--- Begin ---

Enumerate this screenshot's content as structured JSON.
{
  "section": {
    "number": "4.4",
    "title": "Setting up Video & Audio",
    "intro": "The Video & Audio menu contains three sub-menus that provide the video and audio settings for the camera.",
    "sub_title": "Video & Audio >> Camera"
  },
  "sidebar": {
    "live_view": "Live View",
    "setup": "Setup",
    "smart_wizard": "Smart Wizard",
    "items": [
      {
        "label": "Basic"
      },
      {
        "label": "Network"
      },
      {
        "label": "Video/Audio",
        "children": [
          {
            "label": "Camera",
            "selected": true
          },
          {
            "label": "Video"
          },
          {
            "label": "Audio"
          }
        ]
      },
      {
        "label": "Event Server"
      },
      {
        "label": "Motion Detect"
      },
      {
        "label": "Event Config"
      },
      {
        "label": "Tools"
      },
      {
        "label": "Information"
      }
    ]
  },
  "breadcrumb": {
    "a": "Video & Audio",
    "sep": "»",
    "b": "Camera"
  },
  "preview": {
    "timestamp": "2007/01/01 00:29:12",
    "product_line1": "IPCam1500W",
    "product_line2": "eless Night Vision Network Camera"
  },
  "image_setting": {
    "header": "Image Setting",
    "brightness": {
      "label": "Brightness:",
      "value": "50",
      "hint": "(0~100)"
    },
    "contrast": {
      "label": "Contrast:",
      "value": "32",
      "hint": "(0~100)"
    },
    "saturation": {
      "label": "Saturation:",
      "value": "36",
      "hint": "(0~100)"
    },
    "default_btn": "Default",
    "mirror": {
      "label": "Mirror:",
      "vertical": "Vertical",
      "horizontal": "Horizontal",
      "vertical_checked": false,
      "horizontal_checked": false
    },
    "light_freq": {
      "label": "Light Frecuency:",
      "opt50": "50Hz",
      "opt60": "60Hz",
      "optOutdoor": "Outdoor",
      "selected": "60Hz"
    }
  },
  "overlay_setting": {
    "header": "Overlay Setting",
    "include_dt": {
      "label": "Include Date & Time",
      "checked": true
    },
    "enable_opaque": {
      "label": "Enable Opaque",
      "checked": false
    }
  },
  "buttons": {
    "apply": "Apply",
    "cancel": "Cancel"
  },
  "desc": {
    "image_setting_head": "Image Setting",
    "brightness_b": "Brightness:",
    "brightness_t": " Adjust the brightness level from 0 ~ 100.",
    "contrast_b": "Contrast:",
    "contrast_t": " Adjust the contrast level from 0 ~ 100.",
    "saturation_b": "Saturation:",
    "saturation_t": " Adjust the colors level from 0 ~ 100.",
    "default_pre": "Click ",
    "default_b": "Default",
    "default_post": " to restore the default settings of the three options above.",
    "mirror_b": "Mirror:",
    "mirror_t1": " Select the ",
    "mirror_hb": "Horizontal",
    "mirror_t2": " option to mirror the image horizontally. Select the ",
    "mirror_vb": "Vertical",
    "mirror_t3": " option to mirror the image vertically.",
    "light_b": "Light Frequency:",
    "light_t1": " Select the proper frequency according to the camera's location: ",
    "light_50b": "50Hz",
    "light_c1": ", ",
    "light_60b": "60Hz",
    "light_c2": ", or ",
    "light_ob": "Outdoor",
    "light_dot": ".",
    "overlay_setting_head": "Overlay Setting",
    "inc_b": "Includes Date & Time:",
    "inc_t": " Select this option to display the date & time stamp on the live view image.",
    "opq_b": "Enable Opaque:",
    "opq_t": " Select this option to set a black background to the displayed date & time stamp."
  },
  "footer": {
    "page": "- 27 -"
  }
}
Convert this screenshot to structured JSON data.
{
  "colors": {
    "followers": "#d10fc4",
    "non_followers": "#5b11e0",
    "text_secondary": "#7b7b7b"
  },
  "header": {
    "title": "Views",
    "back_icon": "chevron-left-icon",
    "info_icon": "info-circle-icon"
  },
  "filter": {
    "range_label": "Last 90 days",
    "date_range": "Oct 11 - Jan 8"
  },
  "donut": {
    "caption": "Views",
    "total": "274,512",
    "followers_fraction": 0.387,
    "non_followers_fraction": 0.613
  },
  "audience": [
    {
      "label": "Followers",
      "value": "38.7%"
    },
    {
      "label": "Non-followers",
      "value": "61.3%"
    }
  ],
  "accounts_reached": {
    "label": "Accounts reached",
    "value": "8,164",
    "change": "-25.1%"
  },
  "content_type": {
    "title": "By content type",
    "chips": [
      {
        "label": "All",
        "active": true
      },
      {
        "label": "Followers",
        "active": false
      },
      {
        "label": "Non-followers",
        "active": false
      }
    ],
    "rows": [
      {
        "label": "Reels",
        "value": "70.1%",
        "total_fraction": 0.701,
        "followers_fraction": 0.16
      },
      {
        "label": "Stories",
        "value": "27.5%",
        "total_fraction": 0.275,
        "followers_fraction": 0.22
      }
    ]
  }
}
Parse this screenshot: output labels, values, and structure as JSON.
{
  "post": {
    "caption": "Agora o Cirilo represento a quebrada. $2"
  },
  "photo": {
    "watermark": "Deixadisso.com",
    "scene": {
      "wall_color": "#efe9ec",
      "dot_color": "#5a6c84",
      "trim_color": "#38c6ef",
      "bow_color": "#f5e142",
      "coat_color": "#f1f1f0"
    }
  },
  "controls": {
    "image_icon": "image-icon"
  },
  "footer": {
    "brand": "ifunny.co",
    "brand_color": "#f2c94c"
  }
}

--- End ---

» Exercise details:
Write the material out again word for word.

» Answer to the exercise:
Enumerate this screenshot's content as structured JSON.
{
  "section": {
    "number": "4.4",
    "title": "Setting up Video & Audio",
    "intro": "The Video & Audio menu contains three sub-menus that provide the video and audio settings for the camera.",
    "sub_title": "Video & Audio >> Camera"
  },
  "sidebar": {
    "live_view": "Live View",
    "setup": "Setup",
    "smart_wizard": "Smart Wizard",
    "items": [
      {
        "label": "Basic"
      },
      {
        "label": "Network"
      },
      {
        "label": "Video/Audio",
        "children": [
          {
            "label": "Camera",
            "selected": true
          },
          {
            "label": "Video"
          },
          {
            "label": "Audio"
          }
        ]
      },
      {
        "label": "Event Server"
      },
      {
        "label": "Motion Detect"
      },
      {
        "label": "Event Config"
      },
      {
        "label": "Tools"
      },
      {
        "label": "Information"
      }
    ]
  },
  "breadcrumb": {
    "a": "Video & Audio",
    "sep": "»",
    "b": "Camera"
  },
  "preview": {
    "timestamp": "2007/01/01 00:29:12",
    "product_line1": "IPCam1500W",
    "product_line2": "eless Night Vision Network Camera"
  },
  "image_setting": {
    "header": "Image Setting",
    "brightness": {
      "label": "Brightness:",
      "value": "50",
      "hint": "(0~100)"
    },
    "contrast": {
      "label": "Contrast:",
      "value": "32",
      "hint": "(0~100)"
    },
    "saturation": {
      "label": "Saturation:",
      "value": "36",
      "hint": "(0~100)"
    },
    "default_btn": "Default",
    "mirror": {
      "label": "Mirror:",
      "vertical": "Vertical",
      "horizontal": "Horizontal",
      "vertical_checked": false,
      "horizontal_checked": false
    },
    "light_freq": {
      "label": "Light Frecuency:",
      "opt50": "50Hz",
      "opt60": "60Hz",
      "optOutdoor": "Outdoor",
      "selected": "60Hz"
    }
  },
  "overlay_setting": {
    "header": "Overlay Setting",
    "include_dt": {
      "label": "Include Date & Time",
      "checked": true
    },
    "enable_opaque": {
      "label": "Enable Opaque",
      "checked": false
    }
  },
  "buttons": {
    "apply": "Apply",
    "cancel": "Cancel"
  },
  "desc": {
    "image_setting_head": "Image Setting",
    "brightness_b": "Brightness:",
    "brightness_t": " Adjust the brightness level from 0 ~ 100.",
    "contrast_b": "Contrast:",
    "contrast_t": " Adjust the contrast level from 0 ~ 100.",
    "saturation_b": "Saturation:",
    "saturation_t": " Adjust the colors level from 0 ~ 100.",
    "default_pre": "Click ",
    "default_b": "Default",
    "default_post": " to restore the default settings of the three options above.",
    "mirror_b": "Mirror:",
    "mirror_t1": " Select the ",
    "mirror_hb": "Horizontal",
    "mirror_t2": " option to mirror the image horizontally. Select the ",
    "mirror_vb": "Vertical",
    "mirror_t3": " option to mirror the image vertically.",
    "light_b": "Light Frequency:",
    "light_t1": " Select the proper frequency according to the camera's location: ",
    "light_50b": "50Hz",
    "light_c1": ", ",
    "light_60b": "60Hz",
    "light_c2": ", or ",
    "light_ob": "Outdoor",
    "light_dot": ".",
    "overlay_setting_head": "Overlay Setting",
    "inc_b": "Includes Date & Time:",
    "inc_t": " Select this option to display the date & time stamp on the live view image.",
    "opq_b": "Enable Opaque:",
    "opq_t": " Select this option to set a black background to the displayed date & time stamp."
  },
  "footer": {
    "page": "- 27 -"
  }
}
Convert this screenshot to structured JSON data.
{
  "colors": {
    "followers": "#d10fc4",
    "non_followers": "#5b11e0",
    "text_secondary": "#7b7b7b"
  },
  "header": {
    "title": "Views",
    "back_icon": "chevron-left-icon",
    "info_icon": "info-circle-icon"
  },
  "filter": {
    "range_label": "Last 90 days",
    "date_range": "Oct 11 - Jan 8"
  },
  "donut": {
    "caption": "Views",
    "total": "274,512",
    "followers_fraction": 0.387,
    "non_followers_fraction": 0.613
  },
  "audience": [
    {
      "label": "Followers",
      "value": "38.7%"
    },
    {
      "label": "Non-followers",
      "value": "61.3%"
    }
  ],
  "accounts_reached": {
    "label": "Accounts reached",
    "value": "8,164",
    "change": "-25.1%"
  },
  "content_type": {
    "title": "By content type",
    "chips": [
      {
        "label": "All",
        "active": true
      },
      {
        "label": "Followers",
        "active": false
      },
      {
        "label": "Non-followers",
        "active": false
      }
    ],
    "rows": [
      {
        "label": "Reels",
        "value": "70.1%",
        "total_fraction": 0.701,
        "followers_fraction": 0.16
      },
      {
        "label": "Stories",
        "value": "27.5%",
        "total_fraction": 0.275,
        "followers_fraction": 0.22
      }
    ]
  }
}
Parse this screenshot: output labels, values, and structure as JSON.
{
  "post": {
    "caption": "Agora o Cirilo represento a quebrada. $2"
  },
  "photo": {
    "watermark": "Deixadisso.com",
    "scene": {
      "wall_color": "#efe9ec",
      "dot_color": "#5a6c84",
      "trim_color": "#38c6ef",
      "bow_color": "#f5e142",
      "coat_color": "#f1f1f0"
    }
  },
  "controls": {
    "image_icon": "image-icon"
  },
  "footer": {
    "brand": "ifunny.co",
    "brand_color": "#f2c94c"
  }
}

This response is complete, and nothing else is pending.